(Dataset items)
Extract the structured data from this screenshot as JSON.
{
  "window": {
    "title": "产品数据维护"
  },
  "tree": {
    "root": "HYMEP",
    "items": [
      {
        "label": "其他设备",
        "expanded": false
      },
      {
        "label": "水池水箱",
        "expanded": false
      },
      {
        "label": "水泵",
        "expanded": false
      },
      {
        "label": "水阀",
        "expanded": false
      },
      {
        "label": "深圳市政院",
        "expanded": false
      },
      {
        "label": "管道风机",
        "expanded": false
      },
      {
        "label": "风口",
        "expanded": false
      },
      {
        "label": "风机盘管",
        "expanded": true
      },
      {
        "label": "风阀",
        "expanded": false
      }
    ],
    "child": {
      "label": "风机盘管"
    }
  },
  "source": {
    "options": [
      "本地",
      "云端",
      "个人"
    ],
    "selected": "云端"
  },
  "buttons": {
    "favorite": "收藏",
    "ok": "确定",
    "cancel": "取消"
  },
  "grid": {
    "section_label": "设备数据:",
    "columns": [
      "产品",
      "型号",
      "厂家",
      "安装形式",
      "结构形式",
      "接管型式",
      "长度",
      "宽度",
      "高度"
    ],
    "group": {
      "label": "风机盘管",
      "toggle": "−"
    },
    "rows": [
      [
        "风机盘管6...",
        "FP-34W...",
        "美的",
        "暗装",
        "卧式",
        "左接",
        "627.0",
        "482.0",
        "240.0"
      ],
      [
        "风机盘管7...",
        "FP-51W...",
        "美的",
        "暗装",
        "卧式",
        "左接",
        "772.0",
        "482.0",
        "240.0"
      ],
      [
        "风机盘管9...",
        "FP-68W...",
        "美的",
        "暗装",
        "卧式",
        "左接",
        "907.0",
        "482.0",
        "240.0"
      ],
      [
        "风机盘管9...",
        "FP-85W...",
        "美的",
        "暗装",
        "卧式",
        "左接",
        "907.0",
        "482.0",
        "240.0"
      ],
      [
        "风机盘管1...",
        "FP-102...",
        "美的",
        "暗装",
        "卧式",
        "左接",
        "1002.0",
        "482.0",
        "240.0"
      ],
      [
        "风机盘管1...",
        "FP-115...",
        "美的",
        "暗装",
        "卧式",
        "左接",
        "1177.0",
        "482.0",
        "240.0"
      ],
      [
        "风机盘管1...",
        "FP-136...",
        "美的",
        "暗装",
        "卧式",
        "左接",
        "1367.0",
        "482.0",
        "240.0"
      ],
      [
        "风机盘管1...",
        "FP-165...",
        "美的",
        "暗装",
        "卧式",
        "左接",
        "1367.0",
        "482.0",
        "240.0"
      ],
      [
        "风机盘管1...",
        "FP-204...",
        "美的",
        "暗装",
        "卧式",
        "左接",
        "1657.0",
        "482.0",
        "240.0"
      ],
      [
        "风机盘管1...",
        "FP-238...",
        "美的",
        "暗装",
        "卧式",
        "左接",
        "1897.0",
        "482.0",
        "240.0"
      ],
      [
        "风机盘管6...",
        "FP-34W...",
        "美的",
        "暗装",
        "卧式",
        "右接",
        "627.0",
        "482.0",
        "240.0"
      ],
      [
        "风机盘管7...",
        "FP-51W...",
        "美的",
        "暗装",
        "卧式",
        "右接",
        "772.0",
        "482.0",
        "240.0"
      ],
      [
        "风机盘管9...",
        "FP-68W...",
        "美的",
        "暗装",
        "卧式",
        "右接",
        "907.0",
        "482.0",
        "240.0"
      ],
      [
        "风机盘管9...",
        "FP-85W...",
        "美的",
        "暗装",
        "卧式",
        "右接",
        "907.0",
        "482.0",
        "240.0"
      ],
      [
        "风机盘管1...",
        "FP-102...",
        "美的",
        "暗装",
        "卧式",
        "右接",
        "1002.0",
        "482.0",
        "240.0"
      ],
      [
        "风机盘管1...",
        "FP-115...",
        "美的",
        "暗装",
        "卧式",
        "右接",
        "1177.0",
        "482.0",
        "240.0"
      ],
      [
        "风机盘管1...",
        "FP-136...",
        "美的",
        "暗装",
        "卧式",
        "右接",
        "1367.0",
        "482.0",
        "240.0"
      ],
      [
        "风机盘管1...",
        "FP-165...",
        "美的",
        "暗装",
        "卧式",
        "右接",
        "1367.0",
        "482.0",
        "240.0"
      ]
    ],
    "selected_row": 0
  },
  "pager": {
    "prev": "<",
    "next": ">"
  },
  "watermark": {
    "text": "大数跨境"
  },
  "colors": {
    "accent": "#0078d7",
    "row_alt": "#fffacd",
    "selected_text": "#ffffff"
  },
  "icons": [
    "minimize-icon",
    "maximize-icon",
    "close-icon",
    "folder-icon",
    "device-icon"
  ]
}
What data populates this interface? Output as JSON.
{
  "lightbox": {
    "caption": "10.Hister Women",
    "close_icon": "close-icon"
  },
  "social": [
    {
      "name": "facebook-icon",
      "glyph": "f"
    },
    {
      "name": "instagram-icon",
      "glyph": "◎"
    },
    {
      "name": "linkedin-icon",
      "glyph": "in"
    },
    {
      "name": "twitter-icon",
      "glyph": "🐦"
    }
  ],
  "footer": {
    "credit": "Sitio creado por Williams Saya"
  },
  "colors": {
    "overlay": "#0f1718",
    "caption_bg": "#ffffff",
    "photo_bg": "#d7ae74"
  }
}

### PROMPT
Every entry in the listing must be retyped exactly.

### SOLVED EXERCISE
Extract the structured data from this screenshot as JSON.
{
  "window": {
    "title": "产品数据维护"
  },
  "tree": {
    "root": "HYMEP",
    "items": [
      {
        "label": "其他设备",
        "expanded": false
      },
      {
        "label": "水池水箱",
        "expanded": false
      },
      {
        "label": "水泵",
        "expanded": false
      },
      {
        "label": "水阀",
        "expanded": false
      },
      {
        "label": "深圳市政院",
        "expanded": false
      },
      {
        "label": "管道风机",
        "expanded": false
      },
      {
        "label": "风口",
        "expanded": false
      },
      {
        "label": "风机盘管",
        "expanded": true
      },
      {
        "label": "风阀",
        "expanded": false
      }
    ],
    "child": {
      "label": "风机盘管"
    }
  },
  "source": {
    "options": [
      "本地",
      "云端",
      "个人"
    ],
    "selected": "云端"
  },
  "buttons": {
    "favorite": "收藏",
    "ok": "确定",
    "cancel": "取消"
  },
  "grid": {
    "section_label": "设备数据:",
    "columns": [
      "产品",
      "型号",
      "厂家",
      "安装形式",
      "结构形式",
      "接管型式",
      "长度",
      "宽度",
      "高度"
    ],
    "group": {
      "label": "风机盘管",
      "toggle": "−"
    },
    "rows": [
      [
        "风机盘管6...",
        "FP-34W...",
        "美的",
        "暗装",
        "卧式",
        "左接",
        "627.0",
        "482.0",
        "240.0"
      ],
      [
        "风机盘管7...",
        "FP-51W...",
        "美的",
        "暗装",
        "卧式",
        "左接",
        "772.0",
        "482.0",
        "240.0"
      ],
      [
        "风机盘管9...",
        "FP-68W...",
        "美的",
        "暗装",
        "卧式",
        "左接",
        "907.0",
        "482.0",
        "240.0"
      ],
      [
        "风机盘管9...",
        "FP-85W...",
        "美的",
        "暗装",
        "卧式",
        "左接",
        "907.0",
        "482.0",
        "240.0"
      ],
      [
        "风机盘管1...",
        "FP-102...",
        "美的",
        "暗装",
        "卧式",
        "左接",
        "1002.0",
        "482.0",
        "240.0"
      ],
      [
        "风机盘管1...",
        "FP-115...",
        "美的",
        "暗装",
        "卧式",
        "左接",
        "1177.0",
        "482.0",
        "240.0"
      ],
      [
        "风机盘管1...",
        "FP-136...",
        "美的",
        "暗装",
        "卧式",
        "左接",
        "1367.0",
        "482.0",
        "240.0"
      ],
      [
        "风机盘管1...",
        "FP-165...",
        "美的",
        "暗装",
        "卧式",
        "左接",
        "1367.0",
        "482.0",
        "240.0"
      ],
      [
        "风机盘管1...",
        "FP-204...",
        "美的",
        "暗装",
        "卧式",
        "左接",
        "1657.0",
        "482.0",
        "240.0"
      ],
      [
        "风机盘管1...",
        "FP-238...",
        "美的",
        "暗装",
        "卧式",
        "左接",
        "1897.0",
        "482.0",
        "240.0"
      ],
      [
        "风机盘管6...",
        "FP-34W...",
        "美的",
        "暗装",
        "卧式",
        "右接",
        "627.0",
        "482.0",
        "240.0"
      ],
      [
        "风机盘管7...",
        "FP-51W...",
        "美的",
        "暗装",
        "卧式",
        "右接",
        "772.0",
        "482.0",
        "240.0"
      ],
      [
        "风机盘管9...",
        "FP-68W...",
        "美的",
        "暗装",
        "卧式",
        "右接",
        "907.0",
        "482.0",
        "240.0"
      ],
      [
        "风机盘管9...",
        "FP-85W...",
        "美的",
        "暗装",
        "卧式",
        "右接",
        "907.0",
        "482.0",
        "240.0"
      ],
      [
        "风机盘管1...",
        "FP-102...",
        "美的",
        "暗装",
        "卧式",
        "右接",
        "1002.0",
        "482.0",
        "240.0"
      ],
      [
        "风机盘管1...",
        "FP-115...",
        "美的",
        "暗装",
        "卧式",
        "右接",
        "1177.0",
        "482.0",
        "240.0"
      ],
      [
        "风机盘管1...",
        "FP-136...",
        "美的",
        "暗装",
        "卧式",
        "右接",
        "1367.0",
        "482.0",
        "240.0"
      ],
      [
        "风机盘管1...",
        "FP-165...",
        "美的",
        "暗装",
        "卧式",
        "右接",
        "1367.0",
        "482.0",
        "240.0"
      ]
    ],
    "selected_row": 0
  },
  "pager": {
    "prev": "<",
    "next": ">"
  },
  "watermark": {
    "text": "大数跨境"
  },
  "colors": {
    "accent": "#0078d7",
    "row_alt": "#fffacd",
    "selected_text": "#ffffff"
  },
  "icons": [
    "minimize-icon",
    "maximize-icon",
    "close-icon",
    "folder-icon",
    "device-icon"
  ]
}
What data populates this interface? Output as JSON.
{
  "lightbox": {
    "caption": "10.Hister Women",
    "close_icon": "close-icon"
  },
  "social": [
    {
      "name": "facebook-icon",
      "glyph": "f"
    },
    {
      "name": "instagram-icon",
      "glyph": "◎"
    },
    {
      "name": "linkedin-icon",
      "glyph": "in"
    },
    {
      "name": "twitter-icon",
      "glyph": "🐦"
    }
  ],
  "footer": {
    "credit": "Sitio creado por Williams Saya"
  },
  "colors": {
    "overlay": "#0f1718",
    "caption_bg": "#ffffff",
    "photo_bg": "#d7ae74"
  }
}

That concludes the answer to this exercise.